= Your goal =
Copy each line that has the string "JSON" somewhere in it.

= Records shown =
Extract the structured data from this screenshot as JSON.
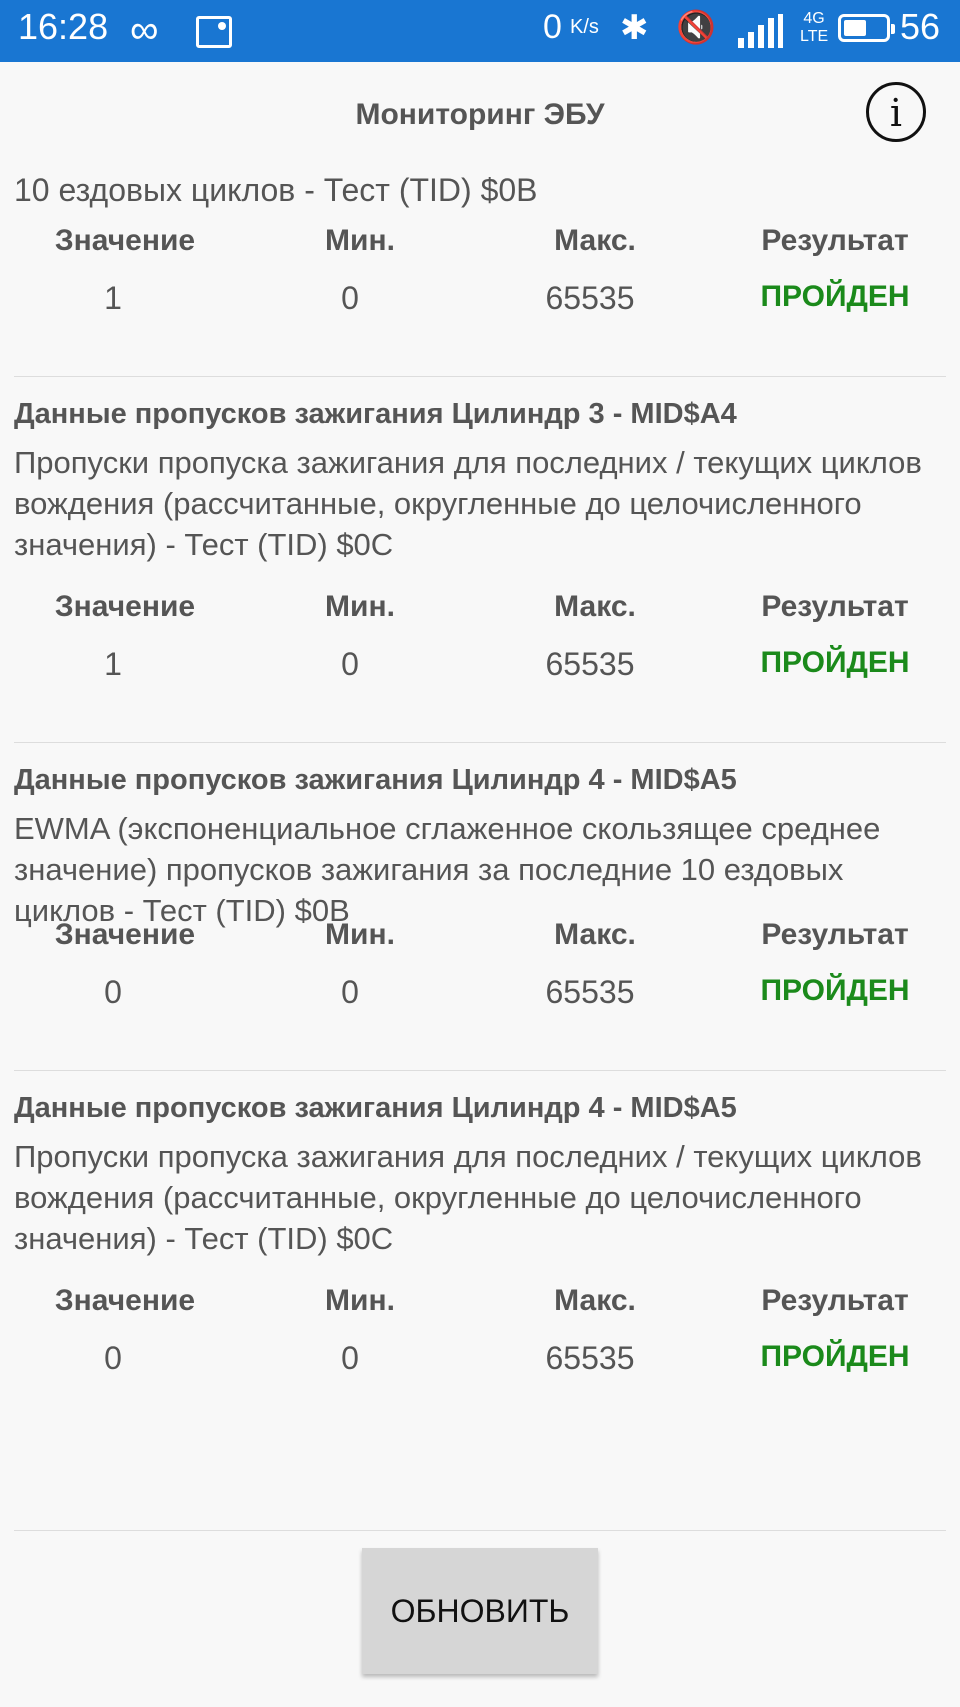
{
  "status_bar": {
    "time": "16:28",
    "infinity_icon": "∞",
    "speed": "0",
    "speed_unit": "K/s",
    "bluetooth_icon": "✱",
    "mute_icon": "🔇",
    "network_top": "4G",
    "network_bottom": "LTE",
    "battery_level": 0.56,
    "battery_percent": "56"
  },
  "header": {
    "title": "Мониторинг ЭБУ",
    "info_icon": "i"
  },
  "columns": {
    "value": "Значение",
    "min": "Мин.",
    "max": "Макс.",
    "result": "Результат"
  },
  "partial_top_text": "10 ездовых циклов - Тест (TID) $0B",
  "items": [
    {
      "value": "1",
      "min": "0",
      "max": "65535",
      "result": "ПРОЙДЕН"
    },
    {
      "title": "Данные пропусков зажигания Цилиндр 3 - MID$A4",
      "description": "Пропуски пропуска зажигания для последних / текущих циклов вождения (рассчитанные, округленные до целочисленного значения) - Тест (TID) $0C",
      "value": "1",
      "min": "0",
      "max": "65535",
      "result": "ПРОЙДЕН"
    },
    {
      "title": "Данные пропусков зажигания Цилиндр 4 - MID$A5",
      "description": "EWMA (экспоненциальное сглаженное скользящее среднее значение) пропусков зажигания за последние 10 ездовых циклов - Тест (TID) $0B",
      "value": "0",
      "min": "0",
      "max": "65535",
      "result": "ПРОЙДЕН"
    },
    {
      "title": "Данные пропусков зажигания Цилиндр 4 - MID$A5",
      "description": "Пропуски пропуска зажигания для последних / текущих циклов вождения (рассчитанные, округленные до целочисленного значения) - Тест (TID) $0C",
      "value": "0",
      "min": "0",
      "max": "65535",
      "result": "ПРОЙДЕН"
    }
  ],
  "footer": {
    "refresh_label": "ОБНОВИТЬ"
  }
}
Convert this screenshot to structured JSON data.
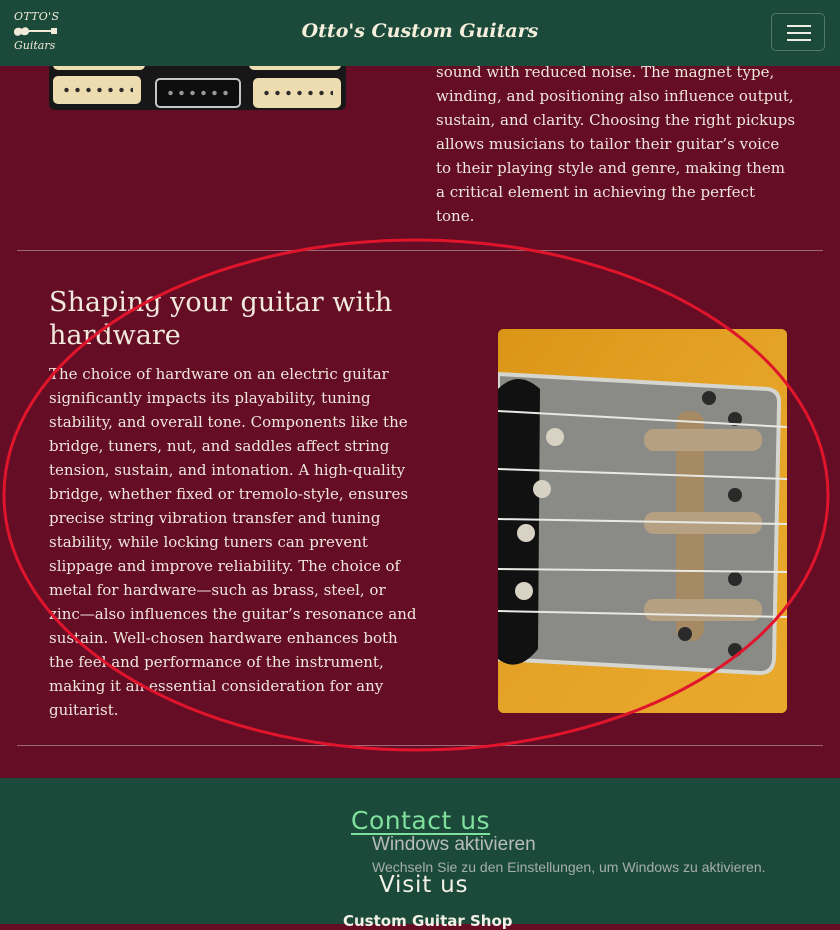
{
  "navbar": {
    "logo_top": "OTTO'S",
    "logo_bottom": "Guitars",
    "brand": "Otto's Custom Guitars",
    "menu_icon": "hamburger-menu-icon"
  },
  "pickups_section": {
    "image_icon": "guitar-pickups-image",
    "text_tail": "sound with reduced noise. The magnet type, winding, and positioning also influence output, sustain, and clarity. Choosing the right pickups allows musicians to tailor their guitar’s voice to their playing style and genre, making them a critical element in achieving the perfect tone."
  },
  "hardware_section": {
    "title": "Shaping your guitar with hardware",
    "body": "The choice of hardware on an electric guitar significantly impacts its playability, tuning stability, and overall tone. Components like the bridge, tuners, nut, and saddles affect string tension, sustain, and intonation. A high-quality bridge, whether fixed or tremolo-style, ensures precise string vibration transfer and tuning stability, while locking tuners can prevent slippage and improve reliability. The choice of metal for hardware—such as brass, steel, or zinc—also influences the guitar’s resonance and sustain. Well-chosen hardware enhances both the feel and performance of the instrument, making it an essential consideration for any guitarist.",
    "image_icon": "guitar-bridge-image"
  },
  "footer": {
    "contact": "Contact us",
    "visit": "Visit us",
    "shop": "Custom Guitar Shop"
  },
  "windows_overlay": {
    "title": "Windows aktivieren",
    "subtitle": "Wechseln Sie zu den Einstellungen, um Windows zu aktivieren."
  },
  "colors": {
    "navbar": "#1b4a3b",
    "page": "#640d24",
    "contact_link": "#7fe09d",
    "annotation": "#e0152c"
  }
}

= Answer in full =
Extract the structured data from this screenshot as JSON.
Convert this screenshot to structured JSON data.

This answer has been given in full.